# Task details:
Reproduce verbatim the final portion of the material below, from the line containing "Read out every word on this page." through its last line, and nothing else.

===== Available data =====

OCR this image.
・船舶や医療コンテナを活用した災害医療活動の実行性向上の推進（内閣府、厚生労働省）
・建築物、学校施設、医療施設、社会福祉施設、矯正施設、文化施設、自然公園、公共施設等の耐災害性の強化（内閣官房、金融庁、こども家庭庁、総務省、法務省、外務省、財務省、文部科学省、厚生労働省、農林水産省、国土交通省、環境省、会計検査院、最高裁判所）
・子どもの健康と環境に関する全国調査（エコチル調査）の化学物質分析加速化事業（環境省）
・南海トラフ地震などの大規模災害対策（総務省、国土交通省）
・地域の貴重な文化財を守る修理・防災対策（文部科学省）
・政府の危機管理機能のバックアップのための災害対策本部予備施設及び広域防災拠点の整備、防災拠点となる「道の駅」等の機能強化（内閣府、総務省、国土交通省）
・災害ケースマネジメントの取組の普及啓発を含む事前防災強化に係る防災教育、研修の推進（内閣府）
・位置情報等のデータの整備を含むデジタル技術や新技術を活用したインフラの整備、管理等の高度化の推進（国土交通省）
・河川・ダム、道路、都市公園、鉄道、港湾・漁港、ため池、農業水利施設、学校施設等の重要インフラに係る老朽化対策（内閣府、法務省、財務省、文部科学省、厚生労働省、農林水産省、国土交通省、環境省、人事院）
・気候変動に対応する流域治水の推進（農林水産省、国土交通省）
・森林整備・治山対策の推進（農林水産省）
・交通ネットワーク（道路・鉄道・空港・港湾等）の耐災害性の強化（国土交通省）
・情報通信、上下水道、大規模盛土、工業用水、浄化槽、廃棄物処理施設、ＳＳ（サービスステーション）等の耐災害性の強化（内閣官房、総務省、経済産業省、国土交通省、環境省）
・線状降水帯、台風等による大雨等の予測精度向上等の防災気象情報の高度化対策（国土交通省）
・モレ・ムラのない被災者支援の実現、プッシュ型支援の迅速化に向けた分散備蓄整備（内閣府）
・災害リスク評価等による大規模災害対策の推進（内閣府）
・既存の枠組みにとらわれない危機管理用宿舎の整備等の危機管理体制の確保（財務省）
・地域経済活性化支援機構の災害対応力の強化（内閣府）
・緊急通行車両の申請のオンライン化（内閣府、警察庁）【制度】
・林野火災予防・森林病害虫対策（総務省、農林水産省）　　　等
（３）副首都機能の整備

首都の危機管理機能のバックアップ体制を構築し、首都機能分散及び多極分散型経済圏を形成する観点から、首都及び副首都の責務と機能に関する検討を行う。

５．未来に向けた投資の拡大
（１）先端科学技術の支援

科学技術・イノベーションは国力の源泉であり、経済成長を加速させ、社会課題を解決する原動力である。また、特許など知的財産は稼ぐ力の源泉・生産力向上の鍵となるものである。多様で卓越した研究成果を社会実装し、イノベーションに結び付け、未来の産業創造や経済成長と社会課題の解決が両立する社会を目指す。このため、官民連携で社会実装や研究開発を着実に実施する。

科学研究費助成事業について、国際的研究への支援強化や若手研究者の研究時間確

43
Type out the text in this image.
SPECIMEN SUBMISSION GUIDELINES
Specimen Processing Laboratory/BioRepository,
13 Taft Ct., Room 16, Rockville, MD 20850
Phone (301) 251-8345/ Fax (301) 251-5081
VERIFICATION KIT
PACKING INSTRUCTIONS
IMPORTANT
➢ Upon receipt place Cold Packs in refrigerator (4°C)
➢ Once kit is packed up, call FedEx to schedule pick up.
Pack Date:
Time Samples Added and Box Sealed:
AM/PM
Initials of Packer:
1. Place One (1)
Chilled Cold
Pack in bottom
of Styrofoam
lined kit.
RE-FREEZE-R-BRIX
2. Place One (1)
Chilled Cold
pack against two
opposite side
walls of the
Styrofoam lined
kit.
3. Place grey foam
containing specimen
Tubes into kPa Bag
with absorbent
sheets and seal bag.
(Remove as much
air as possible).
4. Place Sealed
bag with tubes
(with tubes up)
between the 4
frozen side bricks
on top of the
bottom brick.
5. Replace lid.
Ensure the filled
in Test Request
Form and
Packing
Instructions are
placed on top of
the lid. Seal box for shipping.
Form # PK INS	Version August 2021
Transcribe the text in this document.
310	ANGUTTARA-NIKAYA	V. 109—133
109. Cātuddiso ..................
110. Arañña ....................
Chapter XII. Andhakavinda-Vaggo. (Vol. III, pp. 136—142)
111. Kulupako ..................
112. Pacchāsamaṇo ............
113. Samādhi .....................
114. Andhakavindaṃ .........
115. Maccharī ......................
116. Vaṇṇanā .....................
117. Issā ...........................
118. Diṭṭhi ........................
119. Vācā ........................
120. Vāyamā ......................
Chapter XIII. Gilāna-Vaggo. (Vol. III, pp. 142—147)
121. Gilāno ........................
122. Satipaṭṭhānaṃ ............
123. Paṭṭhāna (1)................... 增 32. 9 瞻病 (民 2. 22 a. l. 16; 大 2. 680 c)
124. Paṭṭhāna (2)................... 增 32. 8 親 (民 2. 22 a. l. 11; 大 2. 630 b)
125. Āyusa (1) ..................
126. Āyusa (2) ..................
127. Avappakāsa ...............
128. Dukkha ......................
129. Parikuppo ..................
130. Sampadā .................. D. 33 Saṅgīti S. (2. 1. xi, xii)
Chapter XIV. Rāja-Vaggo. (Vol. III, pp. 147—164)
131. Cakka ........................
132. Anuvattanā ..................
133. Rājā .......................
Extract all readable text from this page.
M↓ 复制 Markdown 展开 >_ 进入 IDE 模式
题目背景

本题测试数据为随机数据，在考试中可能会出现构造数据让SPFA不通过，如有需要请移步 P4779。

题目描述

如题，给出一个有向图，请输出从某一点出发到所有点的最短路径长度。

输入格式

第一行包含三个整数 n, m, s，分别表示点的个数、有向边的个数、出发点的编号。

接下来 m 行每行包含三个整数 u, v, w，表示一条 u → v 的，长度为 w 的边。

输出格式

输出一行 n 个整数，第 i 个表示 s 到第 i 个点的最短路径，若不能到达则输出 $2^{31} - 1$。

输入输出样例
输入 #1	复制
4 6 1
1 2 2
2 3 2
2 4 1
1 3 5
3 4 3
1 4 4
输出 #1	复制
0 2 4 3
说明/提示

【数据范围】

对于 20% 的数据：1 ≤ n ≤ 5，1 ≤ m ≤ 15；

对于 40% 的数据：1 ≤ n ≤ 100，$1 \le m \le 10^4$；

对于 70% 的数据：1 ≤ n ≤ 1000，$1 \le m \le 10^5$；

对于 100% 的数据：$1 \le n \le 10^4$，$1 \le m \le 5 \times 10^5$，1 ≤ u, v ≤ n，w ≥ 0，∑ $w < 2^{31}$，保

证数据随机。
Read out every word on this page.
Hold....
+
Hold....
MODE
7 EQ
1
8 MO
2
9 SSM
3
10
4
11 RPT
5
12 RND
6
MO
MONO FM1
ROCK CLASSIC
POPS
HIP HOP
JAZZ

=====

# Response:
Read out every word on this page.
Hold....
+
Hold....
MODE
7 EQ
1
8 MO
2
9 SSM
3
10
4
11 RPT
5
12 RND
6
MO
MONO FM1
ROCK CLASSIC
POPS
HIP HOP
JAZZ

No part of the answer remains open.